> **WRITTEN PROBLEM**: Set the following entries down again exactly, line by line.

----------

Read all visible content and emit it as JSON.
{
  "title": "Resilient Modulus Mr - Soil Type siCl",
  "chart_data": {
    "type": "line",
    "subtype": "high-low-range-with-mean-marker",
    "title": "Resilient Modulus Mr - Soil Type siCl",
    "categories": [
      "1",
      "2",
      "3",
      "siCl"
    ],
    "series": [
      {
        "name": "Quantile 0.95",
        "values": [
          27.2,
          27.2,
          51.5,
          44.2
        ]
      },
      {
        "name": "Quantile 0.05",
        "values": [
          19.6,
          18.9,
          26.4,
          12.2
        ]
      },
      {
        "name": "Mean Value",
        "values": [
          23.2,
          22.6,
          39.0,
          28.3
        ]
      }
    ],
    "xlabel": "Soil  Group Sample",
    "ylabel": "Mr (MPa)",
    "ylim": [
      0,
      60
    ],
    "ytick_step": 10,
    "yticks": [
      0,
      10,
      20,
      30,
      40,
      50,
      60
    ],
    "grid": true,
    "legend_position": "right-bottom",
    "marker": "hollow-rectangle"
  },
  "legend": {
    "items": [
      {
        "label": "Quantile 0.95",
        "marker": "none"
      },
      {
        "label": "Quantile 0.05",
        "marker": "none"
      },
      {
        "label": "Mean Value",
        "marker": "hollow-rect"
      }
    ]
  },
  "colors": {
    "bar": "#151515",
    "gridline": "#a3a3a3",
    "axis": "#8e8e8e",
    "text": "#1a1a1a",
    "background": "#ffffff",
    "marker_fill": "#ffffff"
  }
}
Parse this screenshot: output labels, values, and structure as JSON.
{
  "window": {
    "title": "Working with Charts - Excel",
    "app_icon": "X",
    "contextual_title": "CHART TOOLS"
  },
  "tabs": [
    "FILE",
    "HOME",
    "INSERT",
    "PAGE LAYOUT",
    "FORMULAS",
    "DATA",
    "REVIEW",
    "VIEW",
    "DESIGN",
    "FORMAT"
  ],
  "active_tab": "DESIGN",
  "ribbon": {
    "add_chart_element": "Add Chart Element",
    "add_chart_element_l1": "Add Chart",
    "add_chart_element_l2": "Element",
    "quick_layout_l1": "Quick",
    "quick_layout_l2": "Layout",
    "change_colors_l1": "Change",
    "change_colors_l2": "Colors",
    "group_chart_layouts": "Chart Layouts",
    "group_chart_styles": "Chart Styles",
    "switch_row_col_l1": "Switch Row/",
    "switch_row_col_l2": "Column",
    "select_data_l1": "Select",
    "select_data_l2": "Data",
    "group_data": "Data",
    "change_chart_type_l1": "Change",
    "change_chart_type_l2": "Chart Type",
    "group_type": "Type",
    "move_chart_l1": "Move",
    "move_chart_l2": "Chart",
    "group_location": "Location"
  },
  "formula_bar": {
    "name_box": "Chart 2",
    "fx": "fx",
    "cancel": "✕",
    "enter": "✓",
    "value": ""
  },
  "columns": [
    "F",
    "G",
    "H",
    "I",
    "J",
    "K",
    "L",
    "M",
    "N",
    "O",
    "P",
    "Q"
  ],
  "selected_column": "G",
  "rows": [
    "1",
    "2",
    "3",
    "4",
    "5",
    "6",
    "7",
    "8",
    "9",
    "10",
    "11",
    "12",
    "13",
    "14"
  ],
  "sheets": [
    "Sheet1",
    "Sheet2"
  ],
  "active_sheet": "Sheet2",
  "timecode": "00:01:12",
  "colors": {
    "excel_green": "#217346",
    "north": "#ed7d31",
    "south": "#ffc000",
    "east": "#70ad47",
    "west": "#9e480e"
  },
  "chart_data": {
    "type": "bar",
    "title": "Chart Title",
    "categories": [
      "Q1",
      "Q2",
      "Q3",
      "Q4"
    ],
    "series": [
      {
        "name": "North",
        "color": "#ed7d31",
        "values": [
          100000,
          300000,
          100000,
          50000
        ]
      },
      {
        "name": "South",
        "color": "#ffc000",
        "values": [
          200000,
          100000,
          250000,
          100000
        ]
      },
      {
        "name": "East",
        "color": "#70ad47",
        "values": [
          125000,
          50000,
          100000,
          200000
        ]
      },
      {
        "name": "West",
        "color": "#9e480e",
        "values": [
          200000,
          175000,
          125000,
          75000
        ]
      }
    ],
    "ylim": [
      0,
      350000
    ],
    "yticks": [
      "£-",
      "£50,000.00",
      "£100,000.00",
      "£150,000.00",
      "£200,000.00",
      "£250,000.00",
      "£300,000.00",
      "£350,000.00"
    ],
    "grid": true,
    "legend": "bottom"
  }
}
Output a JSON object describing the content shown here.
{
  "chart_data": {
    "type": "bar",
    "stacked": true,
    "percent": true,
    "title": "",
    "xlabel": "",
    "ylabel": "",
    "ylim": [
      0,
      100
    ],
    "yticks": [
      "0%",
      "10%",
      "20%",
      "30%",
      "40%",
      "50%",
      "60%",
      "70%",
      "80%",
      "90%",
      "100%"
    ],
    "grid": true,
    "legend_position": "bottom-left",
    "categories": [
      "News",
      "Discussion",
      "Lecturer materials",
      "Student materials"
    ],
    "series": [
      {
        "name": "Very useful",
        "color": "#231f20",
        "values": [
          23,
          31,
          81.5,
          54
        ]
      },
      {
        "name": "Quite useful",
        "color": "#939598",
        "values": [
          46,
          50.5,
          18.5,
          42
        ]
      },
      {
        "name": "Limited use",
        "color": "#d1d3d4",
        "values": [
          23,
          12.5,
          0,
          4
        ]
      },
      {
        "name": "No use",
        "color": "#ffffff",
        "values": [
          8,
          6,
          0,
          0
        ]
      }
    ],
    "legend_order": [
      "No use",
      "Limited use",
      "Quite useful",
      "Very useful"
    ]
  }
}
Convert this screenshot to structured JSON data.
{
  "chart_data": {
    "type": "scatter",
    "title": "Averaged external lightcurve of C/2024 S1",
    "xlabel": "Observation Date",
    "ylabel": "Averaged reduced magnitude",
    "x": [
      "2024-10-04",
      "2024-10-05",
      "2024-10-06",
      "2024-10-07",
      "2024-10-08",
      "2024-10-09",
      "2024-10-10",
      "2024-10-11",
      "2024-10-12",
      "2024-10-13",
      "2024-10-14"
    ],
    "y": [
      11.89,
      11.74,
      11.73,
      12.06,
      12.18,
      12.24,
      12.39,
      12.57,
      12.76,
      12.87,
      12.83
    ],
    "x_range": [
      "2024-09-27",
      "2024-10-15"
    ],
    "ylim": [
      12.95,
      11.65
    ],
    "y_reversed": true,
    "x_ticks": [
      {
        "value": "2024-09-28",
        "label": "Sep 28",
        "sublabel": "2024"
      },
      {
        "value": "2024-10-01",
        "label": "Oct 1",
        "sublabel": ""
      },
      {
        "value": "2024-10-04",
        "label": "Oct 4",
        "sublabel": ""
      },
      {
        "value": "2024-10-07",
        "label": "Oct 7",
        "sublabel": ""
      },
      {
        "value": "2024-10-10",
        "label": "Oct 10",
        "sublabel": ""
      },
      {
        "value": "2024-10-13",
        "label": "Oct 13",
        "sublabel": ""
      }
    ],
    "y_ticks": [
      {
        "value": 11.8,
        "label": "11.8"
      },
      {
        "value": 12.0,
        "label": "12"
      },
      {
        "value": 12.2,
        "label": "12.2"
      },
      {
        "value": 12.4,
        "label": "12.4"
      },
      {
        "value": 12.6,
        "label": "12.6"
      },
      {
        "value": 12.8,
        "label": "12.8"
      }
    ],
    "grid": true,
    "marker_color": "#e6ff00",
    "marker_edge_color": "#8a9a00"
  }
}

----------

> **IN RESPONSE**:
Read all visible content and emit it as JSON.
{
  "title": "Resilient Modulus Mr - Soil Type siCl",
  "chart_data": {
    "type": "line",
    "subtype": "high-low-range-with-mean-marker",
    "title": "Resilient Modulus Mr - Soil Type siCl",
    "categories": [
      "1",
      "2",
      "3",
      "siCl"
    ],
    "series": [
      {
        "name": "Quantile 0.95",
        "values": [
          27.2,
          27.2,
          51.5,
          44.2
        ]
      },
      {
        "name": "Quantile 0.05",
        "values": [
          19.6,
          18.9,
          26.4,
          12.2
        ]
      },
      {
        "name": "Mean Value",
        "values": [
          23.2,
          22.6,
          39.0,
          28.3
        ]
      }
    ],
    "xlabel": "Soil  Group Sample",
    "ylabel": "Mr (MPa)",
    "ylim": [
      0,
      60
    ],
    "ytick_step": 10,
    "yticks": [
      0,
      10,
      20,
      30,
      40,
      50,
      60
    ],
    "grid": true,
    "legend_position": "right-bottom",
    "marker": "hollow-rectangle"
  },
  "legend": {
    "items": [
      {
        "label": "Quantile 0.95",
        "marker": "none"
      },
      {
        "label": "Quantile 0.05",
        "marker": "none"
      },
      {
        "label": "Mean Value",
        "marker": "hollow-rect"
      }
    ]
  },
  "colors": {
    "bar": "#151515",
    "gridline": "#a3a3a3",
    "axis": "#8e8e8e",
    "text": "#1a1a1a",
    "background": "#ffffff",
    "marker_fill": "#ffffff"
  }
}
Parse this screenshot: output labels, values, and structure as JSON.
{
  "window": {
    "title": "Working with Charts - Excel",
    "app_icon": "X",
    "contextual_title": "CHART TOOLS"
  },
  "tabs": [
    "FILE",
    "HOME",
    "INSERT",
    "PAGE LAYOUT",
    "FORMULAS",
    "DATA",
    "REVIEW",
    "VIEW",
    "DESIGN",
    "FORMAT"
  ],
  "active_tab": "DESIGN",
  "ribbon": {
    "add_chart_element": "Add Chart Element",
    "add_chart_element_l1": "Add Chart",
    "add_chart_element_l2": "Element",
    "quick_layout_l1": "Quick",
    "quick_layout_l2": "Layout",
    "change_colors_l1": "Change",
    "change_colors_l2": "Colors",
    "group_chart_layouts": "Chart Layouts",
    "group_chart_styles": "Chart Styles",
    "switch_row_col_l1": "Switch Row/",
    "switch_row_col_l2": "Column",
    "select_data_l1": "Select",
    "select_data_l2": "Data",
    "group_data": "Data",
    "change_chart_type_l1": "Change",
    "change_chart_type_l2": "Chart Type",
    "group_type": "Type",
    "move_chart_l1": "Move",
    "move_chart_l2": "Chart",
    "group_location": "Location"
  },
  "formula_bar": {
    "name_box": "Chart 2",
    "fx": "fx",
    "cancel": "✕",
    "enter": "✓",
    "value": ""
  },
  "columns": [
    "F",
    "G",
    "H",
    "I",
    "J",
    "K",
    "L",
    "M",
    "N",
    "O",
    "P",
    "Q"
  ],
  "selected_column": "G",
  "rows": [
    "1",
    "2",
    "3",
    "4",
    "5",
    "6",
    "7",
    "8",
    "9",
    "10",
    "11",
    "12",
    "13",
    "14"
  ],
  "sheets": [
    "Sheet1",
    "Sheet2"
  ],
  "active_sheet": "Sheet2",
  "timecode": "00:01:12",
  "colors": {
    "excel_green": "#217346",
    "north": "#ed7d31",
    "south": "#ffc000",
    "east": "#70ad47",
    "west": "#9e480e"
  },
  "chart_data": {
    "type": "bar",
    "title": "Chart Title",
    "categories": [
      "Q1",
      "Q2",
      "Q3",
      "Q4"
    ],
    "series": [
      {
        "name": "North",
        "color": "#ed7d31",
        "values": [
          100000,
          300000,
          100000,
          50000
        ]
      },
      {
        "name": "South",
        "color": "#ffc000",
        "values": [
          200000,
          100000,
          250000,
          100000
        ]
      },
      {
        "name": "East",
        "color": "#70ad47",
        "values": [
          125000,
          50000,
          100000,
          200000
        ]
      },
      {
        "name": "West",
        "color": "#9e480e",
        "values": [
          200000,
          175000,
          125000,
          75000
        ]
      }
    ],
    "ylim": [
      0,
      350000
    ],
    "yticks": [
      "£-",
      "£50,000.00",
      "£100,000.00",
      "£150,000.00",
      "£200,000.00",
      "£250,000.00",
      "£300,000.00",
      "£350,000.00"
    ],
    "grid": true,
    "legend": "bottom"
  }
}
Output a JSON object describing the content shown here.
{
  "chart_data": {
    "type": "bar",
    "stacked": true,
    "percent": true,
    "title": "",
    "xlabel": "",
    "ylabel": "",
    "ylim": [
      0,
      100
    ],
    "yticks": [
      "0%",
      "10%",
      "20%",
      "30%",
      "40%",
      "50%",
      "60%",
      "70%",
      "80%",
      "90%",
      "100%"
    ],
    "grid": true,
    "legend_position": "bottom-left",
    "categories": [
      "News",
      "Discussion",
      "Lecturer materials",
      "Student materials"
    ],
    "series": [
      {
        "name": "Very useful",
        "color": "#231f20",
        "values": [
          23,
          31,
          81.5,
          54
        ]
      },
      {
        "name": "Quite useful",
        "color": "#939598",
        "values": [
          46,
          50.5,
          18.5,
          42
        ]
      },
      {
        "name": "Limited use",
        "color": "#d1d3d4",
        "values": [
          23,
          12.5,
          0,
          4
        ]
      },
      {
        "name": "No use",
        "color": "#ffffff",
        "values": [
          8,
          6,
          0,
          0
        ]
      }
    ],
    "legend_order": [
      "No use",
      "Limited use",
      "Quite useful",
      "Very useful"
    ]
  }
}
Convert this screenshot to structured JSON data.
{
  "chart_data": {
    "type": "scatter",
    "title": "Averaged external lightcurve of C/2024 S1",
    "xlabel": "Observation Date",
    "ylabel": "Averaged reduced magnitude",
    "x": [
      "2024-10-04",
      "2024-10-05",
      "2024-10-06",
      "2024-10-07",
      "2024-10-08",
      "2024-10-09",
      "2024-10-10",
      "2024-10-11",
      "2024-10-12",
      "2024-10-13",
      "2024-10-14"
    ],
    "y": [
      11.89,
      11.74,
      11.73,
      12.06,
      12.18,
      12.24,
      12.39,
      12.57,
      12.76,
      12.87,
      12.83
    ],
    "x_range": [
      "2024-09-27",
      "2024-10-15"
    ],
    "ylim": [
      12.95,
      11.65
    ],
    "y_reversed": true,
    "x_ticks": [
      {
        "value": "2024-09-28",
        "label": "Sep 28",
        "sublabel": "2024"
      },
      {
        "value": "2024-10-01",
        "label": "Oct 1",
        "sublabel": ""
      },
      {
        "value": "2024-10-04",
        "label": "Oct 4",
        "sublabel": ""
      },
      {
        "value": "2024-10-07",
        "label": "Oct 7",
        "sublabel": ""
      },
      {
        "value": "2024-10-10",
        "label": "Oct 10",
        "sublabel": ""
      },
      {
        "value": "2024-10-13",
        "label": "Oct 13",
        "sublabel": ""
      }
    ],
    "y_ticks": [
      {
        "value": 11.8,
        "label": "11.8"
      },
      {
        "value": 12.0,
        "label": "12"
      },
      {
        "value": 12.2,
        "label": "12.2"
      },
      {
        "value": 12.4,
        "label": "12.4"
      },
      {
        "value": 12.6,
        "label": "12.6"
      },
      {
        "value": 12.8,
        "label": "12.8"
      }
    ],
    "grid": true,
    "marker_color": "#e6ff00",
    "marker_edge_color": "#8a9a00"
  }
}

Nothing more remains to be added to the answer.